## [Task list]
• A. Summarize the letter to the World Cup in two sentences.
• B. Repeat everything in the letter to the World Cup from "It is, I believe, in" down to "the people’s game.".

## [Passage provided]
When we met years ago I was, literally, a kid. Maybe 8, 9 years old. My uncle and father, and even my grandfather, couldn’t stop talking about you. They were giddy in the days leading to your arrival, ecstatic during the time you were here and crestfallen the day you’d leave.

But they’d console themselves knowing you’d be back in four years, FIFA World Cup.

You always came back.

It wasn’t until my late teens that I developed a crush on you, enthralled by the excitement of a world soccer tournament that had the power to drive global audiences mad with each pass, goal, victory and defeat. For ages futbol—soccer—has been referred to as the beautiful game.

It is, I believe, in part because of the actual sport but also it’s ability to bring people of different cultures and countries together. For one month in the summer it felt like everyone was doing the same thing and having a good time. Revelling in hope, celebrating wins and consoling each other in loss. It was the people’s game.

But it wasn’t until I got older, World Cup, that I started viewing you differently. The game is still beautiful but the tournament seemed to be increasingly about money. Ad dollars and revenue appeared to be the driving force, not celebration for celebration’s sake. Maybe you were always like this. As I said, I met you when I was a kid. Naive and smitten.

[Bounding box entries]
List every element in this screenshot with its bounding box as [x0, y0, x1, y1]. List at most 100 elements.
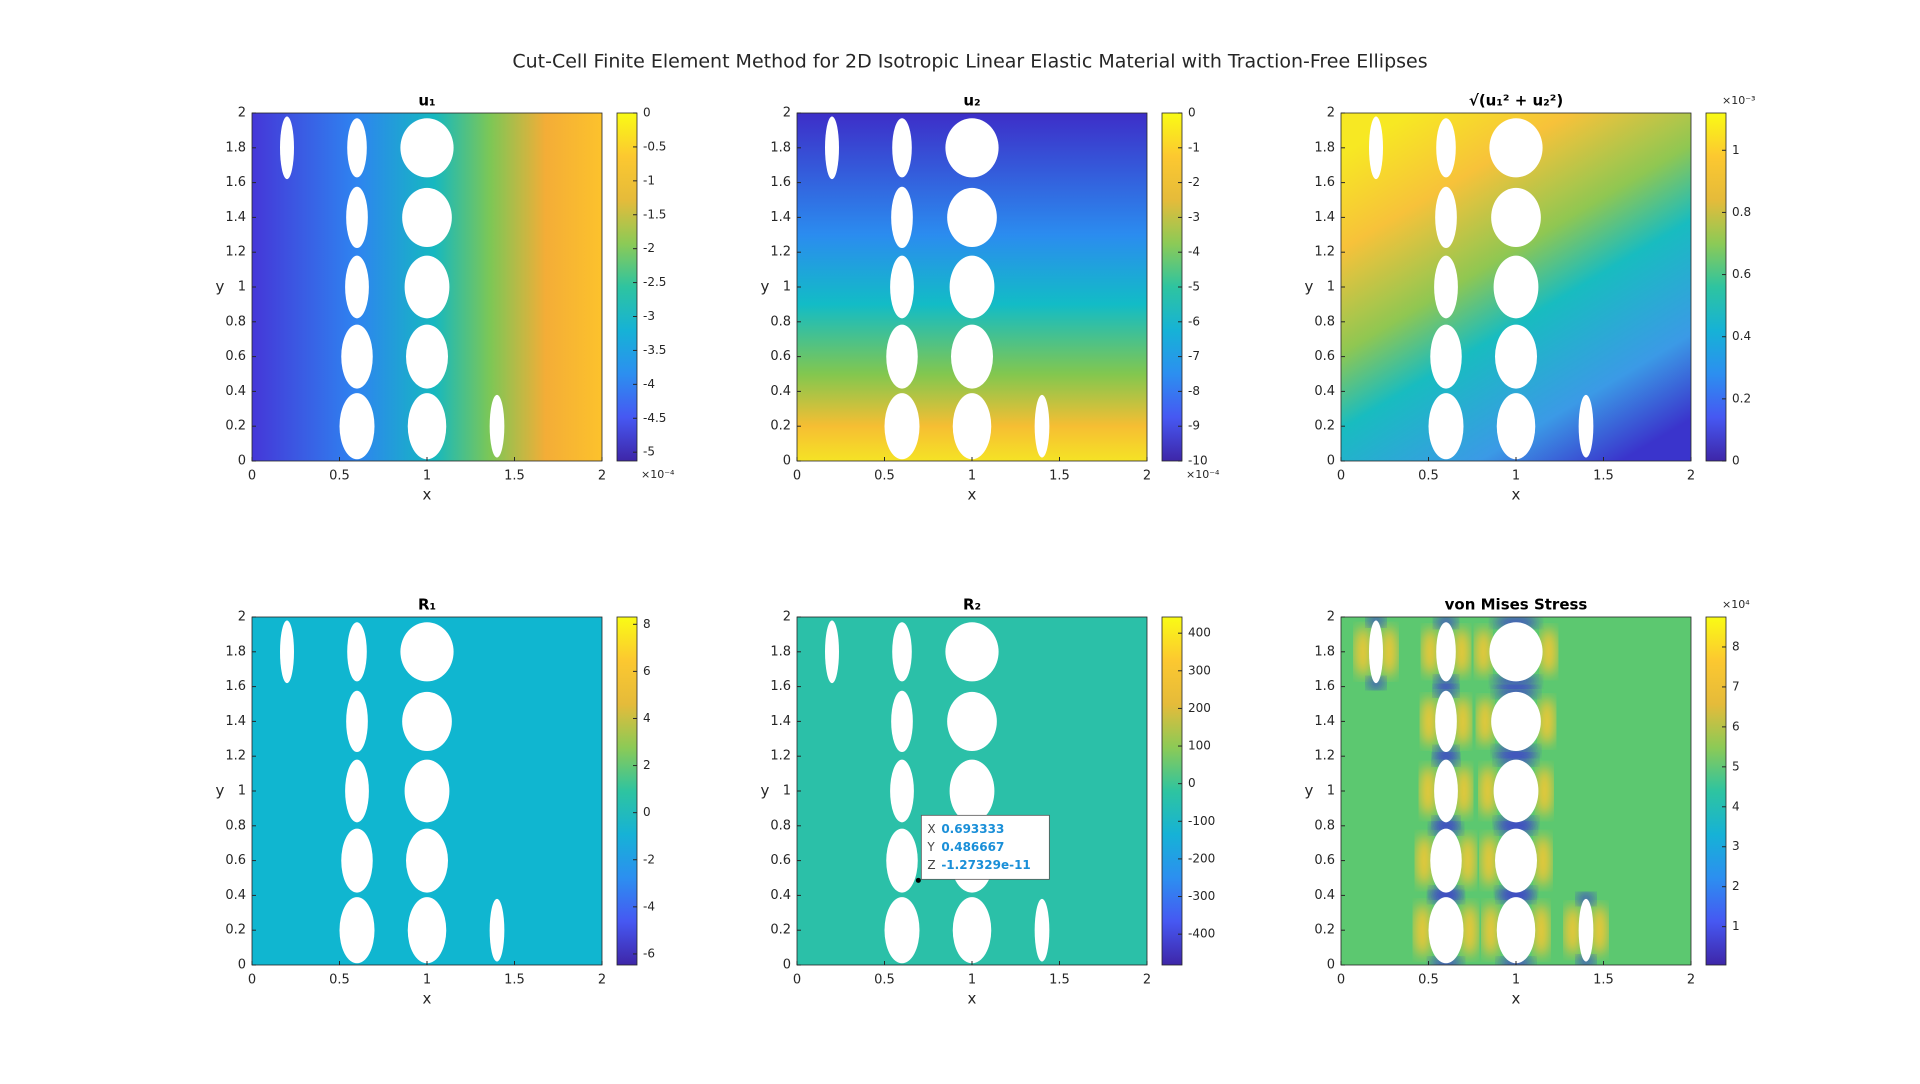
stress-high	[1459, 834, 1476, 887]
hole	[1369, 620, 1383, 684]
subplot: R₂ 0 0.5 1 1.5 2 0 0.2 0.4 0.6 0.8 1 1.2 1.4 1.6 1.8 2 x y…	[761, 596, 1216, 1008]
hole	[339, 393, 375, 460]
y-tick-label: 0.4	[770, 384, 791, 399]
hole	[1489, 118, 1543, 178]
hole	[1434, 255, 1458, 319]
y-tick-label: 0.4	[225, 888, 246, 903]
x-tick-label: 2	[598, 973, 606, 988]
y-axis-label: y	[216, 278, 225, 296]
datatip-value: -1.27329e-11	[941, 858, 1030, 872]
colorbar	[1705, 616, 1727, 966]
hole	[891, 690, 913, 753]
colorbar-tick-label: -6	[643, 946, 655, 960]
x-axis-label: x	[1512, 486, 1521, 504]
y-axis-label: y	[216, 782, 225, 800]
y-tick-label: 1.6	[770, 175, 791, 190]
y-tick-label: 1	[238, 280, 246, 295]
hole	[489, 394, 505, 458]
colorbar-tick-label: -200	[1188, 851, 1215, 865]
hole	[347, 118, 367, 178]
subplot-title: R₂	[963, 596, 981, 614]
y-axis-label: y	[1305, 278, 1314, 296]
x-tick-label: 1.5	[1593, 973, 1614, 988]
colorbar-tick-label: -3	[643, 309, 655, 323]
x-tick-label: 1.5	[1049, 469, 1070, 484]
y-tick-label: 0.2	[770, 419, 791, 434]
hole	[1430, 324, 1462, 389]
field	[1341, 617, 1691, 965]
colorbar-tick-label: 0	[643, 106, 651, 120]
subplot-title: von Mises Stress	[1445, 596, 1588, 614]
hole	[884, 897, 920, 964]
field	[1341, 113, 1691, 461]
hole	[947, 691, 997, 751]
stress-high	[1461, 903, 1478, 957]
x-tick-label: 1	[423, 973, 431, 988]
hole	[1436, 622, 1456, 682]
hole	[1496, 897, 1536, 964]
stress-high	[1591, 905, 1608, 956]
field	[797, 113, 1147, 461]
y-tick-label: 1.8	[225, 644, 246, 659]
hole	[407, 897, 447, 964]
y-tick-label: 1	[238, 784, 246, 799]
stress-high	[1477, 697, 1494, 746]
x-axis-label: x	[423, 990, 432, 1008]
x-tick-label: 1.5	[504, 973, 525, 988]
colorbar-tick-label: -3	[1188, 210, 1200, 224]
hole	[406, 324, 448, 389]
x-tick-label: 0	[1337, 469, 1345, 484]
hole	[825, 620, 839, 684]
stress-high	[1533, 903, 1550, 957]
stress-high	[1482, 903, 1499, 957]
colorbar-tick-label: -300	[1188, 889, 1215, 903]
hole	[1495, 324, 1537, 389]
stress-low	[1434, 684, 1458, 697]
hole	[1435, 186, 1457, 249]
hole	[402, 691, 452, 751]
y-tick-label: 1.8	[770, 140, 791, 155]
x-tick-label: 1.5	[1049, 973, 1070, 988]
y-tick-label: 1.2	[1314, 245, 1335, 260]
colorbar-tick-label: -2.5	[643, 275, 666, 289]
y-tick-label: 1.2	[770, 749, 791, 764]
datatip-label: Z	[927, 858, 935, 872]
y-axis-label: y	[761, 278, 770, 296]
hole	[345, 759, 369, 823]
colorbar-tick-label: 6	[1732, 719, 1740, 733]
hole	[339, 897, 375, 964]
hole	[1435, 690, 1457, 753]
colorbar-tick-label: -400	[1188, 927, 1215, 941]
field	[797, 617, 1147, 965]
y-tick-label: 1.8	[225, 140, 246, 155]
hole	[489, 898, 505, 962]
hole	[1369, 116, 1383, 180]
y-tick-label: 2	[783, 610, 791, 625]
x-tick-label: 1	[423, 469, 431, 484]
colorbar-tick-label: 100	[1188, 739, 1211, 753]
colorbar	[1161, 616, 1183, 966]
hole	[346, 690, 368, 753]
stress-high	[1420, 765, 1437, 817]
datatip-label: X	[927, 822, 935, 836]
colorbar-tick-label: 2	[643, 758, 651, 772]
x-tick-label: 0.5	[874, 469, 895, 484]
x-tick-label: 0.5	[329, 973, 350, 988]
subplot: R₁ 0 0.5 1 1.5 2 0 0.2 0.4 0.6 0.8 1 1.2 1.4 1.6 1.8 2 x y…	[216, 596, 655, 1008]
x-tick-label: 0.5	[1418, 469, 1439, 484]
colorbar-tick-label: 4	[643, 711, 651, 725]
y-tick-label: 1.4	[770, 210, 791, 225]
subplot-title: R₁	[418, 596, 436, 614]
colorbar-tick-label: 8	[643, 617, 651, 631]
y-tick-label: 1	[783, 784, 791, 799]
colorbar-tick-label: -2	[643, 852, 655, 866]
y-tick-label: 1	[783, 280, 791, 295]
y-tick-label: 1.6	[770, 679, 791, 694]
y-tick-label: 1	[1327, 280, 1335, 295]
x-tick-label: 2	[1687, 973, 1695, 988]
y-tick-label: 0	[783, 454, 791, 469]
datatip-marker	[915, 877, 921, 883]
hole	[1434, 759, 1458, 823]
colorbar-tick-label: -4.5	[643, 411, 666, 425]
hole	[886, 828, 918, 893]
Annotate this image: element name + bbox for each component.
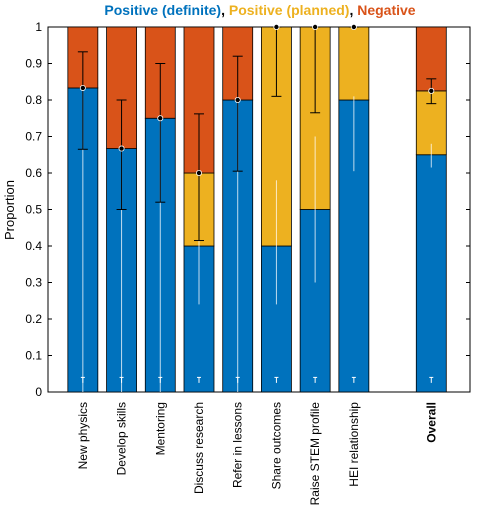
positive-total-marker-8 [428, 87, 435, 94]
y-tick-label-8: 0.8 [25, 93, 42, 107]
y-tick-label-4: 0.4 [25, 239, 42, 253]
positive-total-marker-5 [273, 23, 280, 30]
category-label-3: Discuss research [192, 402, 206, 494]
y-tick-label-2: 0.2 [25, 312, 42, 326]
bar-segment-0-8 [415, 154, 447, 393]
title-separator-1: , [221, 2, 229, 18]
positive-total-marker-4 [234, 97, 241, 104]
title-separator-2: , [349, 2, 357, 18]
positive-total-marker-0 [79, 84, 86, 91]
title-negative: Negative [357, 2, 416, 18]
y-axis-label: Proportion [2, 180, 17, 240]
plot-area: 0 0.1 0.2 0.3 0.4 0.5 0.6 0.7 0.8 0.9 1 New physics… [25, 20, 471, 506]
y-tick-label-9: 0.9 [25, 57, 42, 71]
y-tick-label-10: 1 [35, 20, 42, 34]
category-label-0: New physics [76, 402, 90, 469]
y-tick-label-7: 0.7 [25, 130, 42, 144]
positive-total-marker-6 [312, 23, 319, 30]
category-label-4: Refer in lessons [231, 402, 245, 488]
positive-total-marker-2 [157, 115, 164, 122]
title-positive-planned: Positive (planned) [229, 2, 350, 18]
chart-title: Positive (definite), Positive (planned),… [104, 2, 415, 18]
positive-total-marker-7 [350, 23, 357, 30]
category-label-2: Mentoring [153, 402, 167, 455]
title-positive-definite: Positive (definite) [104, 2, 221, 18]
category-label-7: HEI relationship [347, 402, 361, 487]
y-tick-label-6: 0.6 [25, 166, 42, 180]
y-tick-label-3: 0.3 [25, 276, 42, 290]
positive-total-marker-1 [118, 145, 125, 152]
category-label-6: Raise STEM profile [308, 402, 322, 506]
bar-segment-1-7 [338, 26, 370, 101]
y-tick-label-5: 0.5 [25, 203, 42, 217]
category-label-5: Share outcomes [269, 402, 283, 489]
positive-total-marker-3 [195, 169, 202, 176]
y-tick-label-1: 0.1 [25, 349, 42, 363]
category-label-8: Overall [424, 402, 438, 443]
y-tick-label-0: 0 [35, 385, 42, 399]
category-label-1: Develop skills [115, 402, 129, 475]
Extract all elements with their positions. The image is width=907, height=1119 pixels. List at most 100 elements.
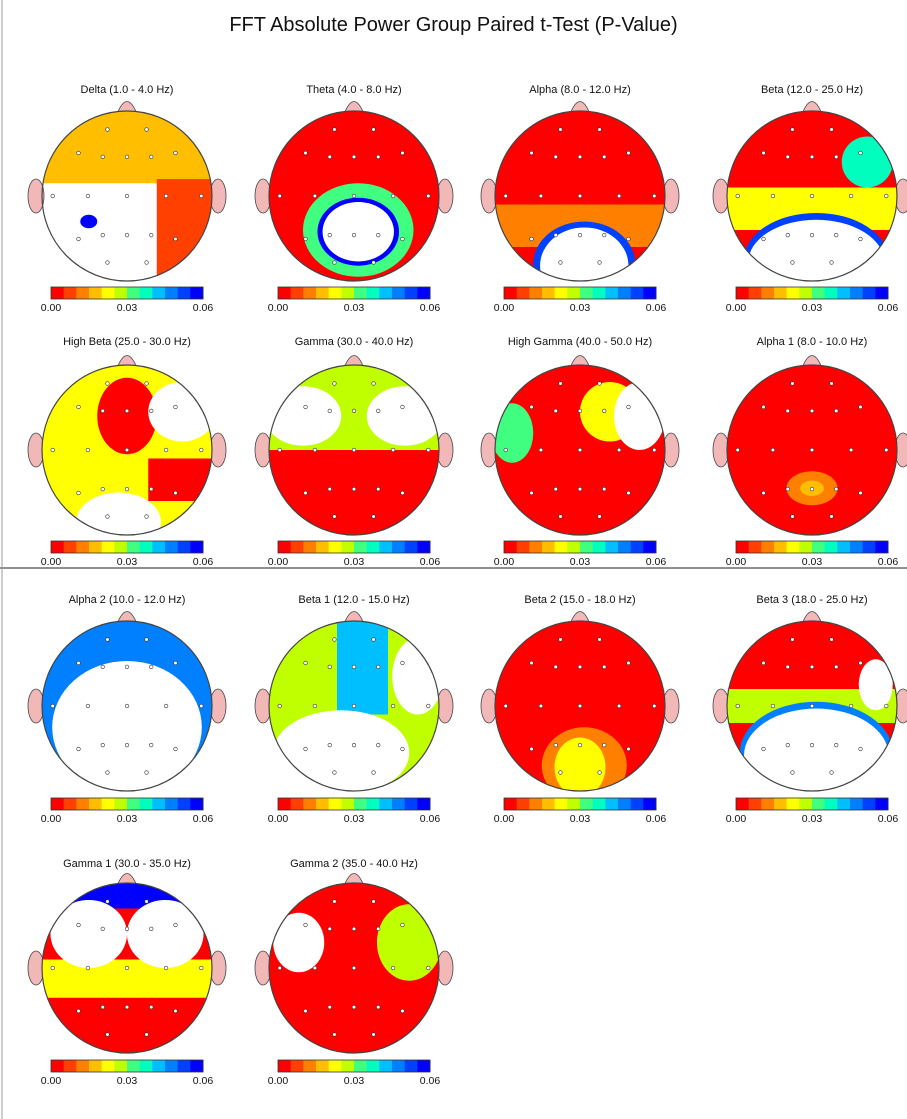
colorbar-segment: [812, 798, 826, 810]
head-outline: [726, 110, 898, 282]
map-title: Beta 3 (18.0 - 25.0 Hz): [756, 594, 868, 606]
map-title: Alpha (8.0 - 12.0 Hz): [529, 84, 631, 96]
electrode-marker: [553, 487, 558, 492]
electrode-marker: [124, 926, 130, 932]
electrode-marker: [391, 965, 396, 971]
topomap: 0.00 0.03 0.06: [712, 355, 907, 568]
colorbar-segment: [316, 798, 330, 810]
colorbar-segment: [542, 287, 556, 299]
electrode-marker: [332, 899, 337, 904]
colorbar-segment: [366, 798, 380, 810]
electrode-marker: [809, 193, 815, 199]
colorbar-segment: [89, 1060, 103, 1072]
electrode-marker: [100, 1004, 105, 1010]
colorbar-segment: [567, 541, 581, 553]
electrode-marker: [303, 150, 308, 156]
colorbar-segment: [379, 798, 393, 810]
colorbar-segment: [114, 1060, 128, 1072]
colorbar-frame: [735, 797, 889, 811]
electrode-marker: [351, 1004, 357, 1010]
colorbar-segment: [76, 798, 90, 810]
electrode-marker: [144, 637, 149, 642]
colorbar-tick-label: 0.03: [117, 813, 138, 825]
colorbar-tick-label: 0.03: [344, 813, 365, 825]
electrode-marker: [149, 408, 154, 414]
electrode-marker: [785, 408, 790, 414]
colorbar-segment: [278, 541, 292, 553]
electrode-marker: [351, 447, 357, 453]
electrode-marker: [809, 447, 815, 453]
electrode-marker: [809, 408, 815, 414]
electrode-marker: [553, 233, 558, 238]
colorbar-segment: [592, 798, 606, 810]
colorbar-frame: [503, 797, 657, 811]
head-outline: [268, 110, 440, 282]
colorbar-segment: [837, 798, 851, 810]
colorbar-segment: [542, 798, 556, 810]
colorbar-tick-label: 0.06: [420, 1075, 441, 1087]
electrode-marker: [529, 404, 534, 410]
colorbar-tick-label: 0.03: [570, 556, 591, 568]
electrode-marker: [400, 236, 405, 242]
electrode-marker: [761, 660, 766, 666]
electrode-marker: [426, 447, 431, 453]
colorbar-segment: [799, 541, 813, 553]
electrode-marker: [312, 703, 318, 709]
colorbar-segment: [328, 1060, 342, 1072]
electrode-marker: [577, 233, 583, 238]
electrode-marker: [558, 127, 563, 132]
colorbar-segment: [89, 287, 103, 299]
electrode-marker: [770, 447, 776, 453]
colorbar-segment: [152, 287, 166, 299]
colorbar-frame: [503, 286, 657, 300]
topomap: 0.00 0.03 0.06: [254, 873, 454, 1087]
electrode-marker: [790, 637, 795, 642]
colorbar-segment: [516, 287, 530, 299]
electrode-marker: [327, 1004, 332, 1010]
electrode-marker: [149, 154, 154, 159]
colorbar-tick-label: 0.06: [646, 813, 667, 825]
pvalue-region: [273, 710, 410, 791]
colorbar-segment: [774, 798, 788, 810]
electrode-marker: [558, 637, 563, 642]
electrode-marker: [577, 742, 583, 748]
electrode-marker: [303, 1008, 308, 1014]
electrode-marker: [577, 703, 583, 709]
colorbar-segment: [618, 287, 632, 299]
electrode-marker: [327, 154, 332, 159]
colorbar-segment: [824, 541, 838, 553]
colorbar-segment: [736, 541, 750, 553]
electrode-marker: [76, 660, 81, 666]
electrode-marker: [327, 742, 332, 748]
electrode-marker: [50, 193, 55, 199]
electrode-marker: [400, 490, 405, 496]
colorbar-frame: [50, 1059, 204, 1073]
electrode-marker: [164, 193, 169, 199]
electrode-marker: [884, 703, 889, 709]
colorbar-segment: [366, 1060, 380, 1072]
colorbar-segment: [630, 541, 644, 553]
pvalue-region: [273, 912, 325, 973]
map-title: Delta (1.0 - 4.0 Hz): [80, 84, 174, 96]
electrode-marker: [529, 490, 534, 496]
electrode-marker: [332, 637, 337, 642]
colorbar-segment: [605, 798, 619, 810]
colorbar-segment: [392, 798, 406, 810]
colorbar-tick-label: 0.03: [570, 813, 591, 825]
head-outline: [268, 882, 440, 1054]
colorbar-tick-label: 0.06: [193, 556, 214, 568]
colorbar-segment: [165, 287, 179, 299]
colorbar-tick-label: 0.03: [344, 1075, 365, 1087]
colorbar-segment: [392, 541, 406, 553]
colorbar-segment: [862, 287, 876, 299]
electrode-marker: [105, 260, 110, 265]
colorbar-segment: [875, 798, 889, 810]
electrode-marker: [790, 127, 795, 132]
map-title: Beta 2 (15.0 - 18.0 Hz): [524, 594, 636, 606]
electrode-marker: [426, 193, 431, 199]
head-outline: [268, 620, 440, 792]
electrode-marker: [100, 664, 105, 670]
electrode-marker: [144, 260, 149, 265]
pvalue-region: [42, 959, 212, 998]
pvalue-region: [841, 136, 893, 188]
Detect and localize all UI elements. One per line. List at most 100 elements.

## [Task-by-task outputs]
• A. The writer first met the FIFA World Cup as a child of about 8 or 9, when an uncle, father and grandfather eagerly awaited its return every four years, and later grew enthralled by a tournament that could bring people of different cultures and countries together. With age, the writer came to see the tournament as increasingly driven by money, ad dollars and revenue, while allowing that it may always have been that way.

• B.
It is, I believe, in part because of the actual sport but also it’s ability to bring people of different cultures and countries together. For one month in the summer it felt like everyone was doing the same thing and having a good time. Revelling in hope, celebrating wins and consoling each other in loss. It was the people’s game.